## KUTIPAN TERPILIH
—————

Ngawi|Analisajatim.id, – Rupanya Pemerintah Desa Wonorejo, Kecamatan Kedunggalar, Kabupaten Ngawi, merasa terusik juga setelah disorot netizen terkait pemasangan paving yang dinilai kurang transparan dan pemadatannya yang dipertanyakan.
Kehebohan semakin menjadi-jadi ketika pemasangan banner desa yang berukuran kecil dan ditempel di dinding dengan plester menjadi viral dan bahan olok-olok di media sosial.
Pemerintah Desa Wonorejo akhirnya mengambil tindakan. Terbukti pada hari Minggu, 20 April 2025, banner yang dimaksud telah diganti dengan yang berukuran lebih besar dan diikat dengan tali pada tiang besi.
Peristiwa ini bertolak belakang dengan beberapa pemberitaan media online sebelumnya yang mengutip pernyataan Kepala Desa Wonorejo yang menanggapi santai komentar netizen.
Dalam berita tersebut, Kepala Desa Wonorejo dikabarkan tidak terpengaruh oleh kritikan dan berdalih bahwa anggaran untuk banner hanya sebesar Rp500.000.
Beliau juga mempertanyakan, jika harus menyewa jasa pemasangan dan membayar tukang, berapa total biaya yang harus dikeluarkan?
Namun, upaya konfirmasi dari awak media menemui jalan buntu.

—————

## Butir-butir yang tercantum dalam kumpulan data

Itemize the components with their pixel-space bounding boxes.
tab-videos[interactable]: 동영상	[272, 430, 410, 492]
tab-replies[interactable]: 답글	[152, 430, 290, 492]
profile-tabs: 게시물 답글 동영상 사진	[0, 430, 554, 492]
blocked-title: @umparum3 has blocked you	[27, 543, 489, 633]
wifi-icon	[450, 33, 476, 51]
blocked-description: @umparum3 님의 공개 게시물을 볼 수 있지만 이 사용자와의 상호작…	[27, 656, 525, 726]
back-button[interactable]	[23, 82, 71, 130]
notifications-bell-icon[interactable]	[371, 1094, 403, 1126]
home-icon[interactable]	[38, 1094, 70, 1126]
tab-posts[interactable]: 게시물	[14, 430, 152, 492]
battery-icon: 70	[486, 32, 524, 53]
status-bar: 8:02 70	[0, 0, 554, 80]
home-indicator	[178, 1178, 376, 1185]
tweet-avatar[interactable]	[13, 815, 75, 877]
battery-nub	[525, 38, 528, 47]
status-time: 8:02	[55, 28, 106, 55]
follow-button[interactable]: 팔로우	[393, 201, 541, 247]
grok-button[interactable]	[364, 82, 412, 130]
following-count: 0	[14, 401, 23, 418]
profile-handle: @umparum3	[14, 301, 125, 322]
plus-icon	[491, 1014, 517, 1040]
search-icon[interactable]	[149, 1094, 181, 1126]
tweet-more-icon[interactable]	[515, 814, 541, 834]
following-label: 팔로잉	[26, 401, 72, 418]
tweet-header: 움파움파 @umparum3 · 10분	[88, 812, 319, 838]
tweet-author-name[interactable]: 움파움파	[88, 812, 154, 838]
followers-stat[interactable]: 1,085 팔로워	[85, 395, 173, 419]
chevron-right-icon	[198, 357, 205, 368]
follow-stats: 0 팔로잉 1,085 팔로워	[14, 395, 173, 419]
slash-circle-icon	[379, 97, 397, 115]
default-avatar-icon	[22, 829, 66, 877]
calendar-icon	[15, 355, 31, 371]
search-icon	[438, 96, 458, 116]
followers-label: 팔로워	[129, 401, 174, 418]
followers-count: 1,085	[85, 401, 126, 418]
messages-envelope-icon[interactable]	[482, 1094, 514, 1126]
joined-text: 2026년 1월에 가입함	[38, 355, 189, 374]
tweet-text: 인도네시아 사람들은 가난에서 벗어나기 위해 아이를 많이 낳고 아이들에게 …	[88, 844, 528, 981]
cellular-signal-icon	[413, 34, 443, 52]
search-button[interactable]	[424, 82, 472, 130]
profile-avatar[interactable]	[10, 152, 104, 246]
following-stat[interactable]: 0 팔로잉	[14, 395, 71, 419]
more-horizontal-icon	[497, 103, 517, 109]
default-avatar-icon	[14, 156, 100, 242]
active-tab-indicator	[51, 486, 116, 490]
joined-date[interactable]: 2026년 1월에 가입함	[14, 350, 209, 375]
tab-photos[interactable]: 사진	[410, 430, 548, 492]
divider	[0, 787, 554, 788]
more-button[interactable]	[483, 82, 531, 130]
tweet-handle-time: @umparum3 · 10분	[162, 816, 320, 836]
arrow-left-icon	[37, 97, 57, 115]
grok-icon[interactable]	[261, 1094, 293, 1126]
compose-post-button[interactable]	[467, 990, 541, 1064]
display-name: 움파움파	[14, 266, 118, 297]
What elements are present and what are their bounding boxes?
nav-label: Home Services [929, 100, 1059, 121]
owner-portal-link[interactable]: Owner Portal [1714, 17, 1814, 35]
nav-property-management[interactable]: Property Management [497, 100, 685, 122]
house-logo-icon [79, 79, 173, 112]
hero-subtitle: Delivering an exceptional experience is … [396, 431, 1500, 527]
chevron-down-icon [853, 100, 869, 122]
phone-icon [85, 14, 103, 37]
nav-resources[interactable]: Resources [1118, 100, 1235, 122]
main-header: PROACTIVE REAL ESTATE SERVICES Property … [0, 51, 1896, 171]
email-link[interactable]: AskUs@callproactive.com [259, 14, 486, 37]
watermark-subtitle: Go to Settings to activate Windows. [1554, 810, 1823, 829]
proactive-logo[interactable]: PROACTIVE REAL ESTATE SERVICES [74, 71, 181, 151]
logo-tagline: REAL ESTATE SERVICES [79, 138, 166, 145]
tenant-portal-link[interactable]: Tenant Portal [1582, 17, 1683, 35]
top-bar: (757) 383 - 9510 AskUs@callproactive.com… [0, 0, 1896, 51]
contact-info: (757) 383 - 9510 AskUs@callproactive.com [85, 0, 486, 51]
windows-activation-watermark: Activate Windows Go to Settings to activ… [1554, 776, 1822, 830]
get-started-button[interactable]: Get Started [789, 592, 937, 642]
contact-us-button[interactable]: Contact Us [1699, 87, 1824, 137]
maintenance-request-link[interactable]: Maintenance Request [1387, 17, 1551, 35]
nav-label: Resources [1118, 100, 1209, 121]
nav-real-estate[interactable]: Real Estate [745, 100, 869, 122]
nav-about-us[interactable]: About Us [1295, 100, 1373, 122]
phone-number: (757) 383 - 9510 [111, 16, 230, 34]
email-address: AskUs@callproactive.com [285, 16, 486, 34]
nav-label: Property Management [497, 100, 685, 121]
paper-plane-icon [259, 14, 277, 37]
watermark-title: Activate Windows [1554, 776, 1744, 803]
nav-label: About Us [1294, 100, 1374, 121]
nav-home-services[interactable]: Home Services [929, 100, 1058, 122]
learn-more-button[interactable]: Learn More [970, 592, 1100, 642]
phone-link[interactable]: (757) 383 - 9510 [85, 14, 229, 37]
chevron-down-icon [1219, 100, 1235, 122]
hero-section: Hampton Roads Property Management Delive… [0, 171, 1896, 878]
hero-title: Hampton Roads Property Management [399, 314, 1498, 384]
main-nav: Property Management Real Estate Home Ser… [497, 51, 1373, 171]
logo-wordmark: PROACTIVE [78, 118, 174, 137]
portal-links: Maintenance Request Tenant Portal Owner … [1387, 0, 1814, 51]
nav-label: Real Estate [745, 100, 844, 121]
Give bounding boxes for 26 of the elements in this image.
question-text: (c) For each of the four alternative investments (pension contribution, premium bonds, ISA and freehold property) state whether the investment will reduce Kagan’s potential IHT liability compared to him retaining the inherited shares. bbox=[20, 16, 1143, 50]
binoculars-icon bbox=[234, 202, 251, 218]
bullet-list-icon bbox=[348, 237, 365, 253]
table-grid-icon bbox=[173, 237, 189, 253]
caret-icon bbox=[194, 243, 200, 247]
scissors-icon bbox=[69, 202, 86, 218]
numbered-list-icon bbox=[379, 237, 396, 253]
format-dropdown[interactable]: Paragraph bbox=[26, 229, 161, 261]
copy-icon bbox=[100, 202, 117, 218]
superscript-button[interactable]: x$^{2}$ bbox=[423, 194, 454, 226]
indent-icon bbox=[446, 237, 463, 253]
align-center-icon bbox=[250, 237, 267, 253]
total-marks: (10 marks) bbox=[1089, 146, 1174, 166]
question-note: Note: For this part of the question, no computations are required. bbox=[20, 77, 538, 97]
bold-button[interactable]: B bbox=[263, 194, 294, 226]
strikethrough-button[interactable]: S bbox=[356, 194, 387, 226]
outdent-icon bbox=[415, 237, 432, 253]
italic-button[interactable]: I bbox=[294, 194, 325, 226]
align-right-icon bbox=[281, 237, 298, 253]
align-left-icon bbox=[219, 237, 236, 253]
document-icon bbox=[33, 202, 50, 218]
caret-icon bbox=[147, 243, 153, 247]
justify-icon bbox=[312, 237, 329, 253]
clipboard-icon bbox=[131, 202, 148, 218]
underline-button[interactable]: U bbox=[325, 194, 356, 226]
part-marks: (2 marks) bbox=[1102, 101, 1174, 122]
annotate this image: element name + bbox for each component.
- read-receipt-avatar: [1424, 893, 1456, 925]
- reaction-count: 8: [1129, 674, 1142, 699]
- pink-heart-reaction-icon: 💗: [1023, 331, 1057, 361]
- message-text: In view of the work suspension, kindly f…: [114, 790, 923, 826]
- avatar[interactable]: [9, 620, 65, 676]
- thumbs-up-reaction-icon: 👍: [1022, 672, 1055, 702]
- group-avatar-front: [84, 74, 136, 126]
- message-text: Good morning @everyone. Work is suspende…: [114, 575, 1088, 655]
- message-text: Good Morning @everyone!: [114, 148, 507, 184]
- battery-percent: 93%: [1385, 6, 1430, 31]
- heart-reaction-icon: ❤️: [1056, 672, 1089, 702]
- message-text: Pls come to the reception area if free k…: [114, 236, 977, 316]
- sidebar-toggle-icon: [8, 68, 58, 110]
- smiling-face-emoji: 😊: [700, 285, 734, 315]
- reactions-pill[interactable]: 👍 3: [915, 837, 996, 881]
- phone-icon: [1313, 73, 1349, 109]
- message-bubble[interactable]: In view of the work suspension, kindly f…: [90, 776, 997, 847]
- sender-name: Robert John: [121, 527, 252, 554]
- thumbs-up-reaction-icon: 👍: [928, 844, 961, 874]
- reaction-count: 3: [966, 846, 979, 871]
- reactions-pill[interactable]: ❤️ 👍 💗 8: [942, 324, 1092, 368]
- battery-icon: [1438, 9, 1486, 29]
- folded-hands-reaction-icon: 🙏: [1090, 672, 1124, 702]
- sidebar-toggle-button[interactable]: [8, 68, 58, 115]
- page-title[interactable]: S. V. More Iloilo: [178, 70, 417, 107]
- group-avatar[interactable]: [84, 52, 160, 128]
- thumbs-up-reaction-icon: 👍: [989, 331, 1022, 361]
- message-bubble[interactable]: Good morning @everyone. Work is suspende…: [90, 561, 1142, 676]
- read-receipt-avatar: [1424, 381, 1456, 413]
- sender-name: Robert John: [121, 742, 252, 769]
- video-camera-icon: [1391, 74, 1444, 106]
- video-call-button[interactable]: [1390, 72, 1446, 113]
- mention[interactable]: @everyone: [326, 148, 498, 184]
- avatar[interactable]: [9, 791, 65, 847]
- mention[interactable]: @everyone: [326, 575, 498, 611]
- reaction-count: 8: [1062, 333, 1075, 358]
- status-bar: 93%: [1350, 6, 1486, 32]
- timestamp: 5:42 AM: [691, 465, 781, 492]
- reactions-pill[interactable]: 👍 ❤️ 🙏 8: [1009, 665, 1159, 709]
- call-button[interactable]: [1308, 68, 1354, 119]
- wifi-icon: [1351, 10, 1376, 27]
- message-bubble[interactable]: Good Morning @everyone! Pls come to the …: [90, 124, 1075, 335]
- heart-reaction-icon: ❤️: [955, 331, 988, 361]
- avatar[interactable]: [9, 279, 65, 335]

—————

## TUGAS DIKERJAKAN
Ringkaslah kutipan terpilih tentang banner Desa Wonorejo dalam dua kalimat.

## HASIL LATIHAN
Pemerintah Desa Wonorejo, Kecamatan Kedunggalar, Kabupaten Ngawi, disorot netizen karena pemasangan paving yang dinilai kurang transparan, lalu banner desa berukuran kecil yang ditempel di dinding dengan plester menjadi viral dan bahan olok-olok di media sosial. Pada hari Minggu, 20 April 2025, banner itu diganti dengan yang lebih besar dan diikat dengan tali pada tiang besi, padahal pemberitaan sebelumnya menyebut kepala desa menanggapi santai kritik netizen dan berdalih anggaran banner hanya Rp500.000.